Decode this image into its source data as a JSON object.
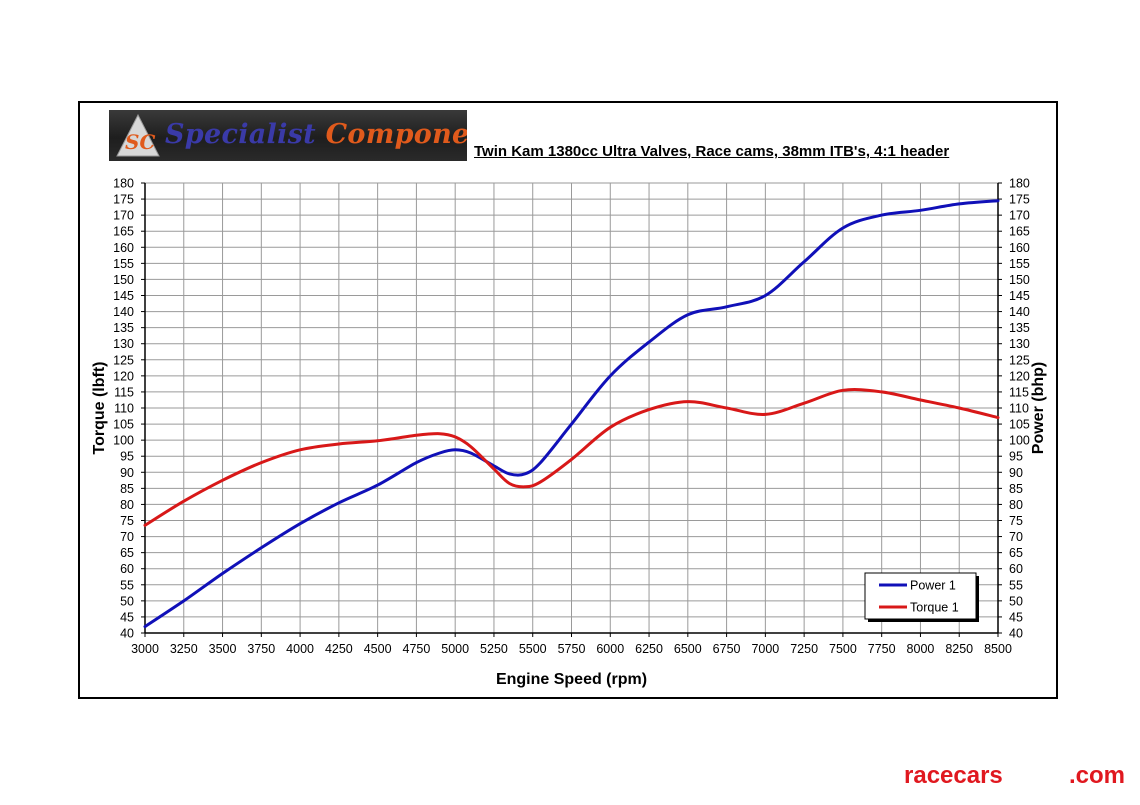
{
  "brand": {
    "logo_part1": "Specialist ",
    "logo_part2": "Components",
    "logo_mark": "SC",
    "colors": {
      "blue": "#3a3aa8",
      "orange": "#e05a1c"
    }
  },
  "watermark": {
    "part1": "racecars",
    "part2": ".com",
    "color": "#e0181f"
  },
  "chart_data": {
    "type": "line",
    "title": "Twin Kam 1380cc Ultra Valves, Race cams, 38mm ITB's, 4:1 header",
    "xlabel": "Engine Speed (rpm)",
    "ylabel_left": "Torque (lbft)",
    "ylabel_right": "Power (bhp)",
    "xlim": [
      3000,
      8500
    ],
    "x_ticks": [
      3000,
      3250,
      3500,
      3750,
      4000,
      4250,
      4500,
      4750,
      5000,
      5250,
      5500,
      5750,
      6000,
      6250,
      6500,
      6750,
      7000,
      7250,
      7500,
      7750,
      8000,
      8250,
      8500
    ],
    "ylim": [
      40,
      180
    ],
    "y_ticks": [
      40,
      45,
      50,
      55,
      60,
      65,
      70,
      75,
      80,
      85,
      90,
      95,
      100,
      105,
      110,
      115,
      120,
      125,
      130,
      135,
      140,
      145,
      150,
      155,
      160,
      165,
      170,
      175,
      180
    ],
    "grid": true,
    "legend_position": "bottom-right",
    "series": [
      {
        "name": "Power 1",
        "axis": "right",
        "color": "#1010b8",
        "x": [
          3000,
          3250,
          3500,
          3750,
          4000,
          4250,
          4500,
          4750,
          4900,
          5000,
          5100,
          5250,
          5350,
          5450,
          5550,
          5750,
          6000,
          6250,
          6500,
          6750,
          7000,
          7250,
          7500,
          7750,
          8000,
          8250,
          8500
        ],
        "y": [
          42,
          50,
          58.5,
          66.5,
          74,
          80.5,
          86,
          93,
          96,
          97,
          96,
          92,
          89.5,
          89.5,
          93,
          105,
          120,
          130.5,
          139,
          141.5,
          145,
          155.5,
          166,
          170,
          171.5,
          173.5,
          174.5
        ]
      },
      {
        "name": "Torque 1",
        "axis": "left",
        "color": "#d81818",
        "x": [
          3000,
          3250,
          3500,
          3750,
          4000,
          4250,
          4500,
          4750,
          4900,
          5000,
          5100,
          5250,
          5350,
          5450,
          5550,
          5750,
          6000,
          6250,
          6500,
          6750,
          7000,
          7250,
          7500,
          7750,
          8000,
          8250,
          8500
        ],
        "y": [
          73.5,
          81,
          87.5,
          93,
          97,
          98.8,
          99.8,
          101.5,
          102,
          101,
          98,
          91,
          86.5,
          85.5,
          87,
          94,
          104,
          109.5,
          112,
          110,
          108,
          111.5,
          115.5,
          115,
          112.5,
          110,
          107
        ]
      }
    ]
  }
}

## WHAT IS EXPECTED:
Copy all of the entries verbatim, leaving out any pictures they contain.

## RESPONSE TO THE TASK:
Decode this image into its source data as a JSON object.
{
  "brand": {
    "logo_part1": "Specialist ",
    "logo_part2": "Components",
    "logo_mark": "SC",
    "colors": {
      "blue": "#3a3aa8",
      "orange": "#e05a1c"
    }
  },
  "watermark": {
    "part1": "racecars",
    "part2": ".com",
    "color": "#e0181f"
  },
  "chart_data": {
    "type": "line",
    "title": "Twin Kam 1380cc Ultra Valves, Race cams, 38mm ITB's, 4:1 header",
    "xlabel": "Engine Speed (rpm)",
    "ylabel_left": "Torque (lbft)",
    "ylabel_right": "Power (bhp)",
    "xlim": [
      3000,
      8500
    ],
    "x_ticks": [
      3000,
      3250,
      3500,
      3750,
      4000,
      4250,
      4500,
      4750,
      5000,
      5250,
      5500,
      5750,
      6000,
      6250,
      6500,
      6750,
      7000,
      7250,
      7500,
      7750,
      8000,
      8250,
      8500
    ],
    "ylim": [
      40,
      180
    ],
    "y_ticks": [
      40,
      45,
      50,
      55,
      60,
      65,
      70,
      75,
      80,
      85,
      90,
      95,
      100,
      105,
      110,
      115,
      120,
      125,
      130,
      135,
      140,
      145,
      150,
      155,
      160,
      165,
      170,
      175,
      180
    ],
    "grid": true,
    "legend_position": "bottom-right",
    "series": [
      {
        "name": "Power 1",
        "axis": "right",
        "color": "#1010b8",
        "x": [
          3000,
          3250,
          3500,
          3750,
          4000,
          4250,
          4500,
          4750,
          4900,
          5000,
          5100,
          5250,
          5350,
          5450,
          5550,
          5750,
          6000,
          6250,
          6500,
          6750,
          7000,
          7250,
          7500,
          7750,
          8000,
          8250,
          8500
        ],
        "y": [
          42,
          50,
          58.5,
          66.5,
          74,
          80.5,
          86,
          93,
          96,
          97,
          96,
          92,
          89.5,
          89.5,
          93,
          105,
          120,
          130.5,
          139,
          141.5,
          145,
          155.5,
          166,
          170,
          171.5,
          173.5,
          174.5
        ]
      },
      {
        "name": "Torque 1",
        "axis": "left",
        "color": "#d81818",
        "x": [
          3000,
          3250,
          3500,
          3750,
          4000,
          4250,
          4500,
          4750,
          4900,
          5000,
          5100,
          5250,
          5350,
          5450,
          5550,
          5750,
          6000,
          6250,
          6500,
          6750,
          7000,
          7250,
          7500,
          7750,
          8000,
          8250,
          8500
        ],
        "y": [
          73.5,
          81,
          87.5,
          93,
          97,
          98.8,
          99.8,
          101.5,
          102,
          101,
          98,
          91,
          86.5,
          85.5,
          87,
          94,
          104,
          109.5,
          112,
          110,
          108,
          111.5,
          115.5,
          115,
          112.5,
          110,
          107
        ]
      }
    ]
  }
}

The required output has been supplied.